--- Instruction ---
In the records that follow, show each line where the word "Improve" is present.
#### Supplied records
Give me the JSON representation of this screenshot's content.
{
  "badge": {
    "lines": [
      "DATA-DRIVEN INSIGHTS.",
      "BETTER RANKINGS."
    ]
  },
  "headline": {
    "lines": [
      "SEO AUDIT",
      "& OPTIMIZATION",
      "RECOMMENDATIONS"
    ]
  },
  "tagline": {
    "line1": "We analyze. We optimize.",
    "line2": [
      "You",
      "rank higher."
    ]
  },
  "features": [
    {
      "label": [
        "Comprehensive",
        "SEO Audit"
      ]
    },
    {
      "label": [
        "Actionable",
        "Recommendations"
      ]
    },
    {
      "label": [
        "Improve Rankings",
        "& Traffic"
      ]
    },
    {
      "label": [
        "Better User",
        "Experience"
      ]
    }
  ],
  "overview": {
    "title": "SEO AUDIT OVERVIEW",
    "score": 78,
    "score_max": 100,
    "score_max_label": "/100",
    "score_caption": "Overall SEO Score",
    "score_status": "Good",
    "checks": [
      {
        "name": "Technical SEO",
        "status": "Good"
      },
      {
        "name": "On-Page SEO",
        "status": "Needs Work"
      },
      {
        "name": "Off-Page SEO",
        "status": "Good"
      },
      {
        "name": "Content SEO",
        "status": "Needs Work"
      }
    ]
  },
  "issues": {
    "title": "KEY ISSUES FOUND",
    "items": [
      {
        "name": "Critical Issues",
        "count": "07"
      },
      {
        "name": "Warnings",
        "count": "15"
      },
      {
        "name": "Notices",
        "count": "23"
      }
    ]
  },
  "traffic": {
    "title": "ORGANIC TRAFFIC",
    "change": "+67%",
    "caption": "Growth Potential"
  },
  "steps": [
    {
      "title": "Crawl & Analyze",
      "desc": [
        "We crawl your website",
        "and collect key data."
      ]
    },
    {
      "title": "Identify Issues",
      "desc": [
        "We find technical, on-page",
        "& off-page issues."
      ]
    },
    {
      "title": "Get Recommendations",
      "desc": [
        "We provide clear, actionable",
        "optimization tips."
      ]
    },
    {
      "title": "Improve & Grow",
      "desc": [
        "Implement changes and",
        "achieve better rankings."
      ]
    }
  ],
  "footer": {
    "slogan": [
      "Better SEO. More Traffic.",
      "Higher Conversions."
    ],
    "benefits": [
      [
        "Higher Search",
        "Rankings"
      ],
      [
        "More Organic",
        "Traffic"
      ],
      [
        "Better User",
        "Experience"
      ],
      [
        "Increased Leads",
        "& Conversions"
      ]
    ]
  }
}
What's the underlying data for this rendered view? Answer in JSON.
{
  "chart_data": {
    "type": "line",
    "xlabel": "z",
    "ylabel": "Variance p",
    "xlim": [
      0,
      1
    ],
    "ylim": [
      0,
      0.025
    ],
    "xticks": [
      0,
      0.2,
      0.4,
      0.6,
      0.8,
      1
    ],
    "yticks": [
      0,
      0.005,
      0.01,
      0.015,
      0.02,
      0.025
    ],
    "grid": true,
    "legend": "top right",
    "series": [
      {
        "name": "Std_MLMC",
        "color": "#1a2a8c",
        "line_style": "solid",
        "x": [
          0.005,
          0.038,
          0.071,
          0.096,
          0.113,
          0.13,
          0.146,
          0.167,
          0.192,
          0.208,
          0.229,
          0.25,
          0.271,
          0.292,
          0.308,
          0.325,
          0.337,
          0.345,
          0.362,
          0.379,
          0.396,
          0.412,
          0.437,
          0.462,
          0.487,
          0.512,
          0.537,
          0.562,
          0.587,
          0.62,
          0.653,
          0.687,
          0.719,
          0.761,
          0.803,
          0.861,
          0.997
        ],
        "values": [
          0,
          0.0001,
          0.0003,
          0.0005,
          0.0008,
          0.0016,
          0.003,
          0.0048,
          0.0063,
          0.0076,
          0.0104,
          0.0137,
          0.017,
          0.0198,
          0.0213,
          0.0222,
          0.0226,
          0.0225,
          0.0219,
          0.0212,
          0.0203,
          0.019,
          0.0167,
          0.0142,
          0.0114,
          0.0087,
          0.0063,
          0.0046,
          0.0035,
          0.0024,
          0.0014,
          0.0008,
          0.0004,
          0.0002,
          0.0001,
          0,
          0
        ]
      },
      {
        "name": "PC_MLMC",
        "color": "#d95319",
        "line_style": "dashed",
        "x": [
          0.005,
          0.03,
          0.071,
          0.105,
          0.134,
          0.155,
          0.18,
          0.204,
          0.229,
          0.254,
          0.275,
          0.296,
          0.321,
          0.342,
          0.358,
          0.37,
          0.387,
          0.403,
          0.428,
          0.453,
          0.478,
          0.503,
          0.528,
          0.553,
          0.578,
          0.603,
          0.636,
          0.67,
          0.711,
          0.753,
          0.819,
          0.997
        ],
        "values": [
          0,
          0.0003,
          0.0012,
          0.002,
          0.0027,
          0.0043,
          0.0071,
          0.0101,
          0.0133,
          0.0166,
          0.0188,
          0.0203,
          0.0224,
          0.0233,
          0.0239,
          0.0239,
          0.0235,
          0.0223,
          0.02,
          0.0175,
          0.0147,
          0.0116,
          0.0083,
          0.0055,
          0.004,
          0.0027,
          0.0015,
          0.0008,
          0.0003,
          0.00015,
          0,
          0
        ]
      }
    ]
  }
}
########
#### Supplied records
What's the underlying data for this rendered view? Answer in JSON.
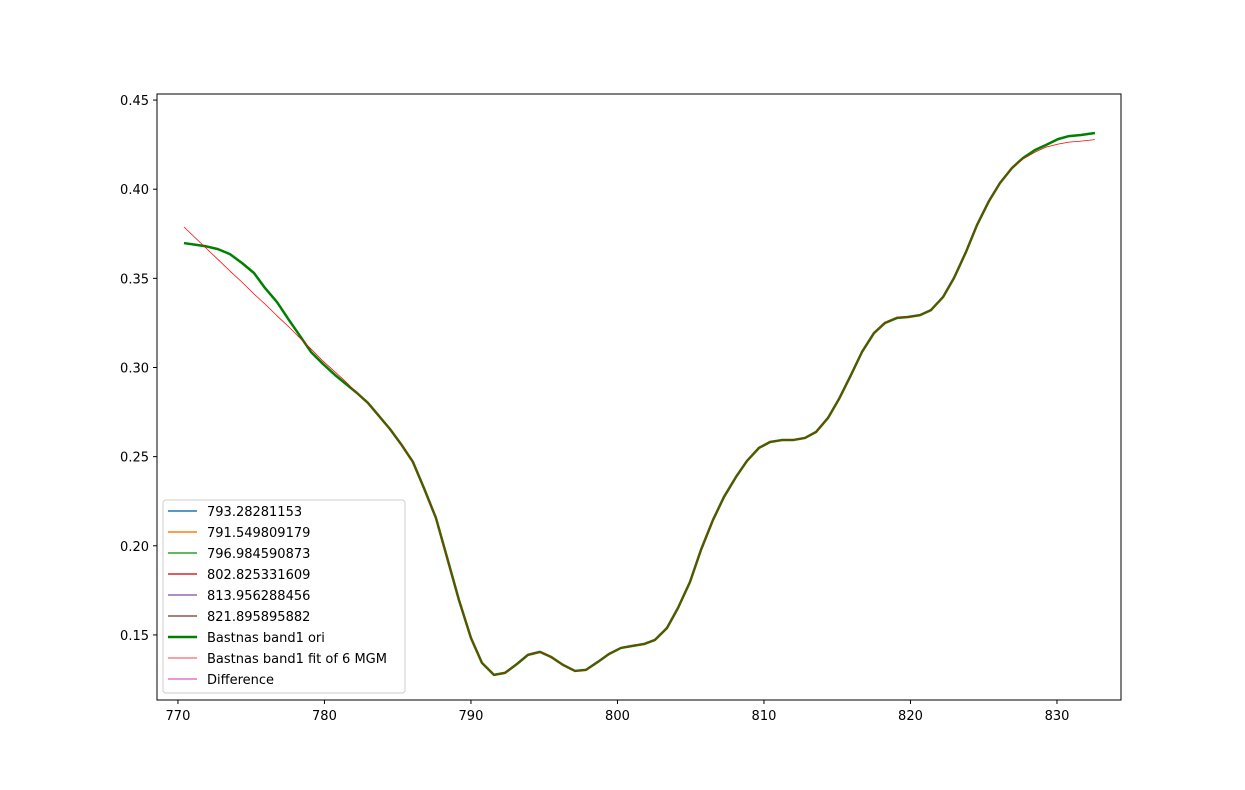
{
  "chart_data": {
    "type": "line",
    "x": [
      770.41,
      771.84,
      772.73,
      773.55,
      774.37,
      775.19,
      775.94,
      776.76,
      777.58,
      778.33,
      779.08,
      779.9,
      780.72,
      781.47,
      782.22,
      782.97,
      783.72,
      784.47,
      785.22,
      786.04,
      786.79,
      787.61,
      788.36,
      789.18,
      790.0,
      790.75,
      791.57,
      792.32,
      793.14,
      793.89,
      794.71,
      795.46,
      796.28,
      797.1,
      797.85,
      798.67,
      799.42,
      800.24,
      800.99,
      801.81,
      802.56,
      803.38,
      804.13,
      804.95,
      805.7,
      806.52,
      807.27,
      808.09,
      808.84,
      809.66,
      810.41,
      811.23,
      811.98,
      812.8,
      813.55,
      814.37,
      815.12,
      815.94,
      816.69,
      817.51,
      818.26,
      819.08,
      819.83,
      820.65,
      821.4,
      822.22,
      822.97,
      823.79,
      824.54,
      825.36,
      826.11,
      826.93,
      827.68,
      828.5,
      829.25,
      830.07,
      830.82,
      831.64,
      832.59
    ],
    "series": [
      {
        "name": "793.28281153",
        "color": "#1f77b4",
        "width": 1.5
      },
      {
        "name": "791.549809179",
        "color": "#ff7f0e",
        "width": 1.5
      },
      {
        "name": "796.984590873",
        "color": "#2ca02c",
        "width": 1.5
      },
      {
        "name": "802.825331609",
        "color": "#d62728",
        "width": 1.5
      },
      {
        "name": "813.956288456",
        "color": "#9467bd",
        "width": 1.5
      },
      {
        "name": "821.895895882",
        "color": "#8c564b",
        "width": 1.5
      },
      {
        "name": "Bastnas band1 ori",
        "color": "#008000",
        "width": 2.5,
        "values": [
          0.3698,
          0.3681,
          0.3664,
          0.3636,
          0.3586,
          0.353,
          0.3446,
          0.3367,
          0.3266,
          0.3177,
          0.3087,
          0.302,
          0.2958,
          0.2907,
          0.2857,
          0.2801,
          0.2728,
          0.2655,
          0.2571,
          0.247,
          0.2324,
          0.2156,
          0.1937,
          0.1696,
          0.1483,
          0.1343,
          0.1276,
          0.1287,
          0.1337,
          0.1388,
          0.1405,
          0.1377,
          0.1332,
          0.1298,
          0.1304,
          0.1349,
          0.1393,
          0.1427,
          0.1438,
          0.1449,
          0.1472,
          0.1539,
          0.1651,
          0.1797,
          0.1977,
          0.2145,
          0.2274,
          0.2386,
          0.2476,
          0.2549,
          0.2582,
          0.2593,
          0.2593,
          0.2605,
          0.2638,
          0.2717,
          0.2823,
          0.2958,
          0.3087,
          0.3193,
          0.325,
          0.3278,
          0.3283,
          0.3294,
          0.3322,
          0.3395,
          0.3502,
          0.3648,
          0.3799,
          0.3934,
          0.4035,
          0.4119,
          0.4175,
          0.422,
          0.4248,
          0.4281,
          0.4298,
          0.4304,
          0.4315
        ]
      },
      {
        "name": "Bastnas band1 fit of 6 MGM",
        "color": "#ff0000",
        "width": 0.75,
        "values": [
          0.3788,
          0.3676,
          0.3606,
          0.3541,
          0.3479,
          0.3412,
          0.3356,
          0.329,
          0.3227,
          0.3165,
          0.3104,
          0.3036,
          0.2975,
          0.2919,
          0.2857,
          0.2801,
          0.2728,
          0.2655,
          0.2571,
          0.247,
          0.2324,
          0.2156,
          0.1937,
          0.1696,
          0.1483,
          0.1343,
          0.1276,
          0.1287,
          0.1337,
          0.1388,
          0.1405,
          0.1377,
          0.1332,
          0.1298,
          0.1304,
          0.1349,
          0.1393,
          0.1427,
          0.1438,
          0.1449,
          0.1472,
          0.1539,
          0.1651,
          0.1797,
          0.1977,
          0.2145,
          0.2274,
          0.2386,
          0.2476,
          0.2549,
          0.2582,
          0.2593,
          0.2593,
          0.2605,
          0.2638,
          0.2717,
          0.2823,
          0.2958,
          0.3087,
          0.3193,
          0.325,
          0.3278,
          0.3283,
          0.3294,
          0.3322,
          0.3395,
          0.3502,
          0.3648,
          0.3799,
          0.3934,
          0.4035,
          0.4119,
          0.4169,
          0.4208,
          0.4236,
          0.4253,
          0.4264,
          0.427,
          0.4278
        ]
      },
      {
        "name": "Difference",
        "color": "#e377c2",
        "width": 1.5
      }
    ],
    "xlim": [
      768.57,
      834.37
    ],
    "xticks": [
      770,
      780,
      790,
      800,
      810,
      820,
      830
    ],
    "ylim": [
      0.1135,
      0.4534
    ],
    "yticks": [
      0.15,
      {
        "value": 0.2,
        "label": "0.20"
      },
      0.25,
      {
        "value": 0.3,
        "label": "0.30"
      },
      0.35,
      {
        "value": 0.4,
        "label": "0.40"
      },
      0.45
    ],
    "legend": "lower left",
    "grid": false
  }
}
########
--- Response ---
        "Improve Rankings",
      "title": "Improve & Grow",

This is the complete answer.